Work to complete: Scan the records for the line containing "Output a JSON"; extract it and all later lines, verbatim, through the end, and nothing before it.

Dataset:
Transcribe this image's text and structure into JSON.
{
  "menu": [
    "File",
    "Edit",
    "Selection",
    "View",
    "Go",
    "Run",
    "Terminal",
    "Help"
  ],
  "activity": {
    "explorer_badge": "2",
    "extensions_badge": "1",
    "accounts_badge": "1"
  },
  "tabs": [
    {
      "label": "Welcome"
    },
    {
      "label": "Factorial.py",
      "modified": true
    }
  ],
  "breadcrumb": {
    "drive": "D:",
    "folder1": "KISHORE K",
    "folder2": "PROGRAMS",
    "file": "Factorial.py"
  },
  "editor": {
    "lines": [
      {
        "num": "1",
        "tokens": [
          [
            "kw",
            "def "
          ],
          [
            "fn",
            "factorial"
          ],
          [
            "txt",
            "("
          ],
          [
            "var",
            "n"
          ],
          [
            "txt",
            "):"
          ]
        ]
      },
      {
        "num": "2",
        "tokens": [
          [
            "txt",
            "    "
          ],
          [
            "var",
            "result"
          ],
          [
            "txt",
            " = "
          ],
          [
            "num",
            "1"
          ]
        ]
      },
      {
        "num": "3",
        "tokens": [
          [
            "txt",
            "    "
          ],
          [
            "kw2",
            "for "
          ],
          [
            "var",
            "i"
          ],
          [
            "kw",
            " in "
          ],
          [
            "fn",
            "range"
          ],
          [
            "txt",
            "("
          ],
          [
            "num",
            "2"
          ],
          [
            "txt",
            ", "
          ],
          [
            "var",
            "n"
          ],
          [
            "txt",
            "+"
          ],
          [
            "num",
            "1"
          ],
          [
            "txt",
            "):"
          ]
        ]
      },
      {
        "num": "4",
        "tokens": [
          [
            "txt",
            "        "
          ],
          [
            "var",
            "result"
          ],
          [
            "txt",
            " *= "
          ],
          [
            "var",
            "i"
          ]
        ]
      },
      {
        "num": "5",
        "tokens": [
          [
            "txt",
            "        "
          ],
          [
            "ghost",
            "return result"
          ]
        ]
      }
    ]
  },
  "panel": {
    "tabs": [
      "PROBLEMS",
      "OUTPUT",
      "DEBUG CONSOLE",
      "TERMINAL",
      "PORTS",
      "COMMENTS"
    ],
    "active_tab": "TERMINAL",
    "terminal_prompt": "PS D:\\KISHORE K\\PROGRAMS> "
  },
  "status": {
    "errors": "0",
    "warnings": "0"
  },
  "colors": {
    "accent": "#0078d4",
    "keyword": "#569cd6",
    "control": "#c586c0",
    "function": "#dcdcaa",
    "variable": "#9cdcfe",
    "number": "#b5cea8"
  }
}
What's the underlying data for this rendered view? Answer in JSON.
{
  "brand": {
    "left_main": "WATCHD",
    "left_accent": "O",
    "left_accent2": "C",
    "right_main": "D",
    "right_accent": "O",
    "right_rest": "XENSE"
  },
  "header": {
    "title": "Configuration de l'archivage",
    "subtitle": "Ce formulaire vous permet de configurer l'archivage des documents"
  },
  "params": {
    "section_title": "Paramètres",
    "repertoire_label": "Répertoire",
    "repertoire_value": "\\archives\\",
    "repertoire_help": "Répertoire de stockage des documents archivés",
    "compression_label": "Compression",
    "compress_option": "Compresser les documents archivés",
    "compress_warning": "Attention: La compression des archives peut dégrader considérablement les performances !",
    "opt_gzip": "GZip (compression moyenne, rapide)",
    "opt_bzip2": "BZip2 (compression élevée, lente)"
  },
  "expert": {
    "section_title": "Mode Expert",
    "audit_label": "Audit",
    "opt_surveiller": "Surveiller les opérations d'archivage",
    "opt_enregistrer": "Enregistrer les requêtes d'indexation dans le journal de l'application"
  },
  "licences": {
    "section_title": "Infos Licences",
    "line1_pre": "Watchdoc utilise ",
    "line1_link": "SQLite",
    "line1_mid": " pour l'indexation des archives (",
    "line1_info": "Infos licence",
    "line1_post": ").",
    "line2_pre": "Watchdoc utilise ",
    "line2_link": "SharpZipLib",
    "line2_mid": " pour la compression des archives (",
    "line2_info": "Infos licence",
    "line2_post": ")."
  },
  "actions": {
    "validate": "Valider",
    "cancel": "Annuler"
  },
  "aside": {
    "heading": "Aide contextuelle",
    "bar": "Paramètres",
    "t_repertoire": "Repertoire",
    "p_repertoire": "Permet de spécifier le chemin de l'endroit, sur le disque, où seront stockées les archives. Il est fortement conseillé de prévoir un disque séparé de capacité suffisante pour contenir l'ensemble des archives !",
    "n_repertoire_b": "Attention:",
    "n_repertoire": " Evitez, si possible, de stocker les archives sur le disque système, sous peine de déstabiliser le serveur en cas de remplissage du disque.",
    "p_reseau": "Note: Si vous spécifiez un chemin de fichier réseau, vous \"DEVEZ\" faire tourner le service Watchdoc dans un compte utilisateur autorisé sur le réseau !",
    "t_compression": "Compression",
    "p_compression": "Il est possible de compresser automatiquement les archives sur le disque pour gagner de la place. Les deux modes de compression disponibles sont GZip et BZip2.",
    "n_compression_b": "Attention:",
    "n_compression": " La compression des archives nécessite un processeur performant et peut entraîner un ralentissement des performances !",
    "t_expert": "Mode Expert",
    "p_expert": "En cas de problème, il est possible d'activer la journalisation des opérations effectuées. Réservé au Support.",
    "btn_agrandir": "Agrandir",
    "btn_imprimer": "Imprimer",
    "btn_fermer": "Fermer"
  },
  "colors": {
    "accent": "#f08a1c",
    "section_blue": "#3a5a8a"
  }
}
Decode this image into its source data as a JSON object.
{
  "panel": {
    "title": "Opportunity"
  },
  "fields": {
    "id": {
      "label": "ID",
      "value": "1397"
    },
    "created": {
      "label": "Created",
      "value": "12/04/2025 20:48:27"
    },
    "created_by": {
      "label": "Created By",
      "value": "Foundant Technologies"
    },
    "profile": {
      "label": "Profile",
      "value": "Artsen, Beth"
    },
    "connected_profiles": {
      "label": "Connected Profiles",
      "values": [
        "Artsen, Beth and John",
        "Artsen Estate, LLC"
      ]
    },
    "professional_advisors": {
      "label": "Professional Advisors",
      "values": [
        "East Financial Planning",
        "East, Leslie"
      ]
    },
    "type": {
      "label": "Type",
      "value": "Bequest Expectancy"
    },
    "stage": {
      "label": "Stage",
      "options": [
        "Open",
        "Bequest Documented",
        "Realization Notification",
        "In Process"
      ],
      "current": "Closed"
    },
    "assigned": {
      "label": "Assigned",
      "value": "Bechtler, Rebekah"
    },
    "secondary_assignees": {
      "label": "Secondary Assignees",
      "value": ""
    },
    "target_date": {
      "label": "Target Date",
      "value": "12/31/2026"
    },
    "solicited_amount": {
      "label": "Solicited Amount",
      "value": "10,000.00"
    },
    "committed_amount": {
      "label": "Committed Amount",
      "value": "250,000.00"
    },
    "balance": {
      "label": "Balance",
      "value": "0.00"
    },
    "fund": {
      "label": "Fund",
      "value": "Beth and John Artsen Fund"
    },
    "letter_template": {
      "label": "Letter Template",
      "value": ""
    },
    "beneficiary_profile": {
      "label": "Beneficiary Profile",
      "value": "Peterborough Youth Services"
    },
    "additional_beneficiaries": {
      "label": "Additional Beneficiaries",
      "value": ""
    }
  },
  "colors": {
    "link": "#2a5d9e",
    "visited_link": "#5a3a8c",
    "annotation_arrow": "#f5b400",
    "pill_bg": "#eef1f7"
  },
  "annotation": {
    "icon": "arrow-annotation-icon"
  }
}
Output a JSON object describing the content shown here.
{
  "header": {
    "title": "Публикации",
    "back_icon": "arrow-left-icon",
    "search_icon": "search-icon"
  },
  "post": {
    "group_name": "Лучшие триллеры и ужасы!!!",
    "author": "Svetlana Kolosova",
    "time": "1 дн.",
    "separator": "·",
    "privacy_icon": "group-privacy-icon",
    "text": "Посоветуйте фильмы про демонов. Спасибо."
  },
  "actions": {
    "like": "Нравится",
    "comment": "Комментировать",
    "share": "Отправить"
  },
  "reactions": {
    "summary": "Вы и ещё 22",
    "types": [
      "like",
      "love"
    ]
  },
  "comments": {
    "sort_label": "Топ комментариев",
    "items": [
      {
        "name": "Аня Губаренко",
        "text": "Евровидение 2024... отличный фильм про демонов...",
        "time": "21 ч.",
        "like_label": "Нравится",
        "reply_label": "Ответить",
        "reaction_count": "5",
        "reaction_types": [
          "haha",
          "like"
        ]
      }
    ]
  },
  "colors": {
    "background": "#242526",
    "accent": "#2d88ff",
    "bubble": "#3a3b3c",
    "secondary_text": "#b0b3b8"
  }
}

Final result:
Output a JSON object describing the content shown here.
{
  "header": {
    "title": "Публикации",
    "back_icon": "arrow-left-icon",
    "search_icon": "search-icon"
  },
  "post": {
    "group_name": "Лучшие триллеры и ужасы!!!",
    "author": "Svetlana Kolosova",
    "time": "1 дн.",
    "separator": "·",
    "privacy_icon": "group-privacy-icon",
    "text": "Посоветуйте фильмы про демонов. Спасибо."
  },
  "actions": {
    "like": "Нравится",
    "comment": "Комментировать",
    "share": "Отправить"
  },
  "reactions": {
    "summary": "Вы и ещё 22",
    "types": [
      "like",
      "love"
    ]
  },
  "comments": {
    "sort_label": "Топ комментариев",
    "items": [
      {
        "name": "Аня Губаренко",
        "text": "Евровидение 2024... отличный фильм про демонов...",
        "time": "21 ч.",
        "like_label": "Нравится",
        "reply_label": "Ответить",
        "reaction_count": "5",
        "reaction_types": [
          "haha",
          "like"
        ]
      }
    ]
  },
  "colors": {
    "background": "#242526",
    "accent": "#2d88ff",
    "bubble": "#3a3b3c",
    "secondary_text": "#b0b3b8"
  }
}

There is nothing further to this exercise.